■ LISTED RECORDS
****

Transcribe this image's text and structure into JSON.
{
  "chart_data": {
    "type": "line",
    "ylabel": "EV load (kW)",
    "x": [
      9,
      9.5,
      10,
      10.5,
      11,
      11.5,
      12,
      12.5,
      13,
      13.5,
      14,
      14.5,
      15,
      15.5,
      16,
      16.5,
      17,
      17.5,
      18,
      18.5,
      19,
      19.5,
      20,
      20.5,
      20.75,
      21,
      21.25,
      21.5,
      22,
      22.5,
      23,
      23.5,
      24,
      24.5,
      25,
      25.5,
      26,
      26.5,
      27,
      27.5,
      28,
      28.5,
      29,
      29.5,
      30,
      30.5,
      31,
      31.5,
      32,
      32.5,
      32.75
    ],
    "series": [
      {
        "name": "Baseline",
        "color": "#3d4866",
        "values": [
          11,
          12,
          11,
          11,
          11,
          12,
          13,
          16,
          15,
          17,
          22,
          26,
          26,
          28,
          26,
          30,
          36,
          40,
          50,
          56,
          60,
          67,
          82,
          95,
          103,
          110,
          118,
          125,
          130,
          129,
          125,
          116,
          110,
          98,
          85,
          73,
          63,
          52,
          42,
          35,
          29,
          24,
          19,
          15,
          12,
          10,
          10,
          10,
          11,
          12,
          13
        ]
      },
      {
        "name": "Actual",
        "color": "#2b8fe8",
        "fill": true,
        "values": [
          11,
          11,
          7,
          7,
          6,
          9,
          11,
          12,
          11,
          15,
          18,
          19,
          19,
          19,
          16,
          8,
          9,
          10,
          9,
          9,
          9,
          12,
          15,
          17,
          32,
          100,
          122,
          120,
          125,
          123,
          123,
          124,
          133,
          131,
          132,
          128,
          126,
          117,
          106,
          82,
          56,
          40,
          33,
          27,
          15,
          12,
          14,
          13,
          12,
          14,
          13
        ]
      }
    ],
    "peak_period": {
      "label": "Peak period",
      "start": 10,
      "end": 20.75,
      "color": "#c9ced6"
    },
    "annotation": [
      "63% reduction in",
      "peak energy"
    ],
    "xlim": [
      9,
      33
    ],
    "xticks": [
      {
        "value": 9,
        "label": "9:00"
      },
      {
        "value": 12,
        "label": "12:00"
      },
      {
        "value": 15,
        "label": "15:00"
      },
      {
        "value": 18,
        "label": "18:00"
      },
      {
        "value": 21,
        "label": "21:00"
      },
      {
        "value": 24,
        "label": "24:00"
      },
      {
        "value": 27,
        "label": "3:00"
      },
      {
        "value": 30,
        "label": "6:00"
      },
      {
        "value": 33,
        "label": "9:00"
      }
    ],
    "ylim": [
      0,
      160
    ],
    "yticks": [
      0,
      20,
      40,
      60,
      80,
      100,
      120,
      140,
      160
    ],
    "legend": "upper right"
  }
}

****

■ STATED GOAL
Copy the material above back out, exactly as written.

■ REPLY
Transcribe this image's text and structure into JSON.
{
  "chart_data": {
    "type": "line",
    "ylabel": "EV load (kW)",
    "x": [
      9,
      9.5,
      10,
      10.5,
      11,
      11.5,
      12,
      12.5,
      13,
      13.5,
      14,
      14.5,
      15,
      15.5,
      16,
      16.5,
      17,
      17.5,
      18,
      18.5,
      19,
      19.5,
      20,
      20.5,
      20.75,
      21,
      21.25,
      21.5,
      22,
      22.5,
      23,
      23.5,
      24,
      24.5,
      25,
      25.5,
      26,
      26.5,
      27,
      27.5,
      28,
      28.5,
      29,
      29.5,
      30,
      30.5,
      31,
      31.5,
      32,
      32.5,
      32.75
    ],
    "series": [
      {
        "name": "Baseline",
        "color": "#3d4866",
        "values": [
          11,
          12,
          11,
          11,
          11,
          12,
          13,
          16,
          15,
          17,
          22,
          26,
          26,
          28,
          26,
          30,
          36,
          40,
          50,
          56,
          60,
          67,
          82,
          95,
          103,
          110,
          118,
          125,
          130,
          129,
          125,
          116,
          110,
          98,
          85,
          73,
          63,
          52,
          42,
          35,
          29,
          24,
          19,
          15,
          12,
          10,
          10,
          10,
          11,
          12,
          13
        ]
      },
      {
        "name": "Actual",
        "color": "#2b8fe8",
        "fill": true,
        "values": [
          11,
          11,
          7,
          7,
          6,
          9,
          11,
          12,
          11,
          15,
          18,
          19,
          19,
          19,
          16,
          8,
          9,
          10,
          9,
          9,
          9,
          12,
          15,
          17,
          32,
          100,
          122,
          120,
          125,
          123,
          123,
          124,
          133,
          131,
          132,
          128,
          126,
          117,
          106,
          82,
          56,
          40,
          33,
          27,
          15,
          12,
          14,
          13,
          12,
          14,
          13
        ]
      }
    ],
    "peak_period": {
      "label": "Peak period",
      "start": 10,
      "end": 20.75,
      "color": "#c9ced6"
    },
    "annotation": [
      "63% reduction in",
      "peak energy"
    ],
    "xlim": [
      9,
      33
    ],
    "xticks": [
      {
        "value": 9,
        "label": "9:00"
      },
      {
        "value": 12,
        "label": "12:00"
      },
      {
        "value": 15,
        "label": "15:00"
      },
      {
        "value": 18,
        "label": "18:00"
      },
      {
        "value": 21,
        "label": "21:00"
      },
      {
        "value": 24,
        "label": "24:00"
      },
      {
        "value": 27,
        "label": "3:00"
      },
      {
        "value": 30,
        "label": "6:00"
      },
      {
        "value": 33,
        "label": "9:00"
      }
    ],
    "ylim": [
      0,
      160
    ],
    "yticks": [
      0,
      20,
      40,
      60,
      80,
      100,
      120,
      140,
      160
    ],
    "legend": "upper right"
  }
}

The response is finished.